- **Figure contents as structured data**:
** start **

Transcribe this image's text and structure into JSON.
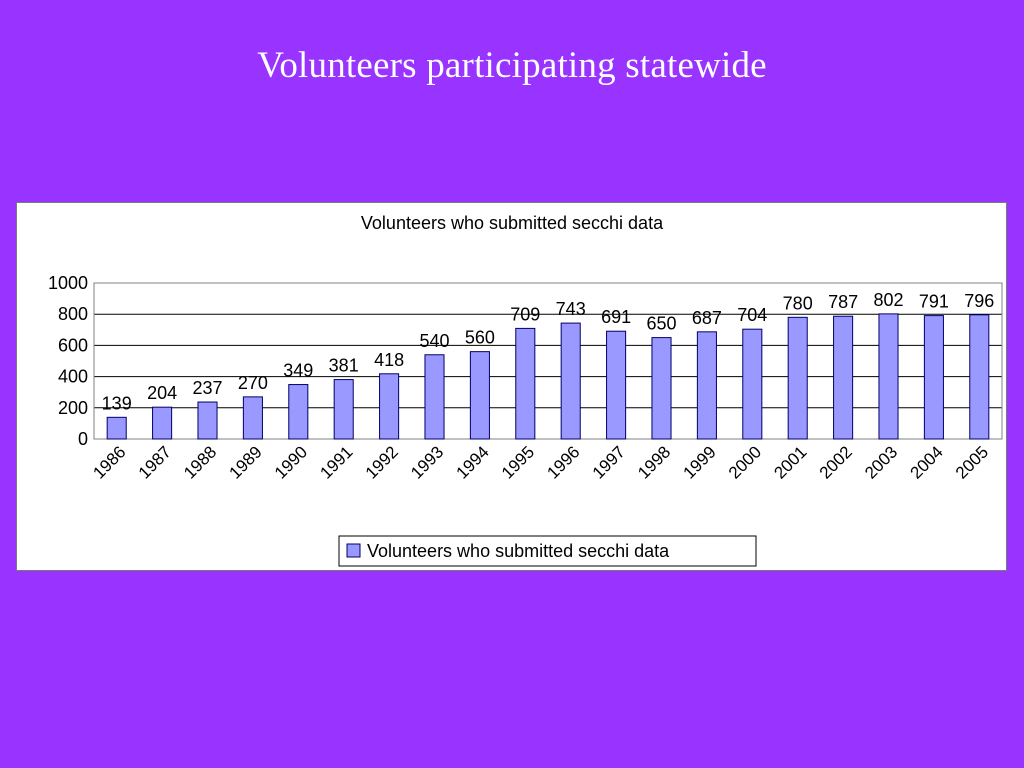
{
  "slide": {
    "title": "Volunteers participating statewide"
  },
  "chart_data": {
    "type": "bar",
    "title": "Volunteers who submitted secchi data",
    "xlabel": "",
    "ylabel": "",
    "categories": [
      "1986",
      "1987",
      "1988",
      "1989",
      "1990",
      "1991",
      "1992",
      "1993",
      "1994",
      "1995",
      "1996",
      "1997",
      "1998",
      "1999",
      "2000",
      "2001",
      "2002",
      "2003",
      "2004",
      "2005"
    ],
    "series": [
      {
        "name": "Volunteers who submitted secchi data",
        "values": [
          139,
          204,
          237,
          270,
          349,
          381,
          418,
          540,
          560,
          709,
          743,
          691,
          650,
          687,
          704,
          780,
          787,
          802,
          791,
          796
        ]
      }
    ],
    "ylim": [
      0,
      1000
    ],
    "yticks": [
      "0",
      "200",
      "400",
      "600",
      "800",
      "1000"
    ],
    "grid": true,
    "legend": "bottom",
    "data_labels": true,
    "bar_color": "#9999ff",
    "bar_edge_color": "#000066"
  }
}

** end **

- **TO BE DONE**:
Restate each of the entries above word for word and skip every image.

- **RESPONSE TO THE TASK**:
Transcribe this image's text and structure into JSON.
{
  "slide": {
    "title": "Volunteers participating statewide"
  },
  "chart_data": {
    "type": "bar",
    "title": "Volunteers who submitted secchi data",
    "xlabel": "",
    "ylabel": "",
    "categories": [
      "1986",
      "1987",
      "1988",
      "1989",
      "1990",
      "1991",
      "1992",
      "1993",
      "1994",
      "1995",
      "1996",
      "1997",
      "1998",
      "1999",
      "2000",
      "2001",
      "2002",
      "2003",
      "2004",
      "2005"
    ],
    "series": [
      {
        "name": "Volunteers who submitted secchi data",
        "values": [
          139,
          204,
          237,
          270,
          349,
          381,
          418,
          540,
          560,
          709,
          743,
          691,
          650,
          687,
          704,
          780,
          787,
          802,
          791,
          796
        ]
      }
    ],
    "ylim": [
      0,
      1000
    ],
    "yticks": [
      "0",
      "200",
      "400",
      "600",
      "800",
      "1000"
    ],
    "grid": true,
    "legend": "bottom",
    "data_labels": true,
    "bar_color": "#9999ff",
    "bar_edge_color": "#000066"
  }
}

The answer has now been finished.